→ DATA LISTING:
——
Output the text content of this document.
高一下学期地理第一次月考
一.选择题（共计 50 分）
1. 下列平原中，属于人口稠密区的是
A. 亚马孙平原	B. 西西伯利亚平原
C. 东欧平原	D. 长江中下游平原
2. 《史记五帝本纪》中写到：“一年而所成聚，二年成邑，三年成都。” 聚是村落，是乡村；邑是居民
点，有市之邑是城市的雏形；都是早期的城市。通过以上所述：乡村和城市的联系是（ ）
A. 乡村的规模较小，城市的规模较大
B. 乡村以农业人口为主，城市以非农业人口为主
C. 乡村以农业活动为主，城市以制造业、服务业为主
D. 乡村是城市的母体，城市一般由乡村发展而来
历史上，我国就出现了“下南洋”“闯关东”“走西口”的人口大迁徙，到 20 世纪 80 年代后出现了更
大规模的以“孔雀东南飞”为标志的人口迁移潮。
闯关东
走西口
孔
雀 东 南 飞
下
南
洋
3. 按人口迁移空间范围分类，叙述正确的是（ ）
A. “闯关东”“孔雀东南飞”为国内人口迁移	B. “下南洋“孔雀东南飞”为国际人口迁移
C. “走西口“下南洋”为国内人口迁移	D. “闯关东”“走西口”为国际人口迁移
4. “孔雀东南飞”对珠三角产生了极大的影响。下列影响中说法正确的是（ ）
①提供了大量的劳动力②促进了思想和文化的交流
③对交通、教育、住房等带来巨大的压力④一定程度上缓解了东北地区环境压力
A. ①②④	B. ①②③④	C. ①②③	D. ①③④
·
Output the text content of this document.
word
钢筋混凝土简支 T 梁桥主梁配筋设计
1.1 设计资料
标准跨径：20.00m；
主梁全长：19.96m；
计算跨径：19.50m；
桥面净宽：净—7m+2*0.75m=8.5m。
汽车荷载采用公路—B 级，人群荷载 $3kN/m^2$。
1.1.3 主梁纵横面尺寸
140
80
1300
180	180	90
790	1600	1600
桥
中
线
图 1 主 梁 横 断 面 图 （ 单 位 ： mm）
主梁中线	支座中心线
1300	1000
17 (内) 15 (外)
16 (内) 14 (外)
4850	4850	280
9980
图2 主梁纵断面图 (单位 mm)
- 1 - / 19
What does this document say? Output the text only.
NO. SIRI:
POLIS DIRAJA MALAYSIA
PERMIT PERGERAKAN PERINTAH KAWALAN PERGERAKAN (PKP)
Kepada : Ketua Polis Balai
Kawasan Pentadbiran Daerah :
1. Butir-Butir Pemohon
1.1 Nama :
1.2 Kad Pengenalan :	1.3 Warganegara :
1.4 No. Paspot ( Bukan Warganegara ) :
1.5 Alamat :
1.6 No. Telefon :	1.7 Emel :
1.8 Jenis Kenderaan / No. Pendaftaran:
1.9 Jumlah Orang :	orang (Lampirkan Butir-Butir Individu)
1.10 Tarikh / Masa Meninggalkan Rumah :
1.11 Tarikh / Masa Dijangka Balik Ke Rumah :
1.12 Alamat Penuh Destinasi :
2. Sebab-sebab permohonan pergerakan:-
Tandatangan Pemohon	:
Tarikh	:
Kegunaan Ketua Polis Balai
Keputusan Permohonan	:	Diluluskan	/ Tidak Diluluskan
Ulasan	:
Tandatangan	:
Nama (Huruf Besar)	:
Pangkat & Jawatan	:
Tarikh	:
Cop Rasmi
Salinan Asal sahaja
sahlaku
——
→ STATED PROBLEM: Restate each record word for word.

→ SOLUTION TO THE EXERCISE:
Output the text content of this document.
高一下学期地理第一次月考
一.选择题（共计 50 分）
1. 下列平原中，属于人口稠密区的是
A. 亚马孙平原	B. 西西伯利亚平原
C. 东欧平原	D. 长江中下游平原
2. 《史记五帝本纪》中写到：“一年而所成聚，二年成邑，三年成都。” 聚是村落，是乡村；邑是居民
点，有市之邑是城市的雏形；都是早期的城市。通过以上所述：乡村和城市的联系是（ ）
A. 乡村的规模较小，城市的规模较大
B. 乡村以农业人口为主，城市以非农业人口为主
C. 乡村以农业活动为主，城市以制造业、服务业为主
D. 乡村是城市的母体，城市一般由乡村发展而来
历史上，我国就出现了“下南洋”“闯关东”“走西口”的人口大迁徙，到 20 世纪 80 年代后出现了更
大规模的以“孔雀东南飞”为标志的人口迁移潮。
闯关东
走西口
孔
雀 东 南 飞
下
南
洋
3. 按人口迁移空间范围分类，叙述正确的是（ ）
A. “闯关东”“孔雀东南飞”为国内人口迁移	B. “下南洋“孔雀东南飞”为国际人口迁移
C. “走西口“下南洋”为国内人口迁移	D. “闯关东”“走西口”为国际人口迁移
4. “孔雀东南飞”对珠三角产生了极大的影响。下列影响中说法正确的是（ ）
①提供了大量的劳动力②促进了思想和文化的交流
③对交通、教育、住房等带来巨大的压力④一定程度上缓解了东北地区环境压力
A. ①②④	B. ①②③④	C. ①②③	D. ①③④
·
Output the text content of this document.
word
钢筋混凝土简支 T 梁桥主梁配筋设计
1.1 设计资料
标准跨径：20.00m；
主梁全长：19.96m；
计算跨径：19.50m；
桥面净宽：净—7m+2*0.75m=8.5m。
汽车荷载采用公路—B 级，人群荷载 $3kN/m^2$。
1.1.3 主梁纵横面尺寸
140
80
1300
180	180	90
790	1600	1600
桥
中
线
图 1 主 梁 横 断 面 图 （ 单 位 ： mm）
主梁中线	支座中心线
1300	1000
17 (内) 15 (外)
16 (内) 14 (外)
4850	4850	280
9980
图2 主梁纵断面图 (单位 mm)
- 1 - / 19
What does this document say? Output the text only.
NO. SIRI:
POLIS DIRAJA MALAYSIA
PERMIT PERGERAKAN PERINTAH KAWALAN PERGERAKAN (PKP)
Kepada : Ketua Polis Balai
Kawasan Pentadbiran Daerah :
1. Butir-Butir Pemohon
1.1 Nama :
1.2 Kad Pengenalan :	1.3 Warganegara :
1.4 No. Paspot ( Bukan Warganegara ) :
1.5 Alamat :
1.6 No. Telefon :	1.7 Emel :
1.8 Jenis Kenderaan / No. Pendaftaran:
1.9 Jumlah Orang :	orang (Lampirkan Butir-Butir Individu)
1.10 Tarikh / Masa Meninggalkan Rumah :
1.11 Tarikh / Masa Dijangka Balik Ke Rumah :
1.12 Alamat Penuh Destinasi :
2. Sebab-sebab permohonan pergerakan:-
Tandatangan Pemohon	:
Tarikh	:
Kegunaan Ketua Polis Balai
Keputusan Permohonan	:	Diluluskan	/ Tidak Diluluskan
Ulasan	:
Tandatangan	:
Nama (Huruf Besar)	:
Pangkat & Jawatan	:
Tarikh	:
Cop Rasmi
Salinan Asal sahaja
sahlaku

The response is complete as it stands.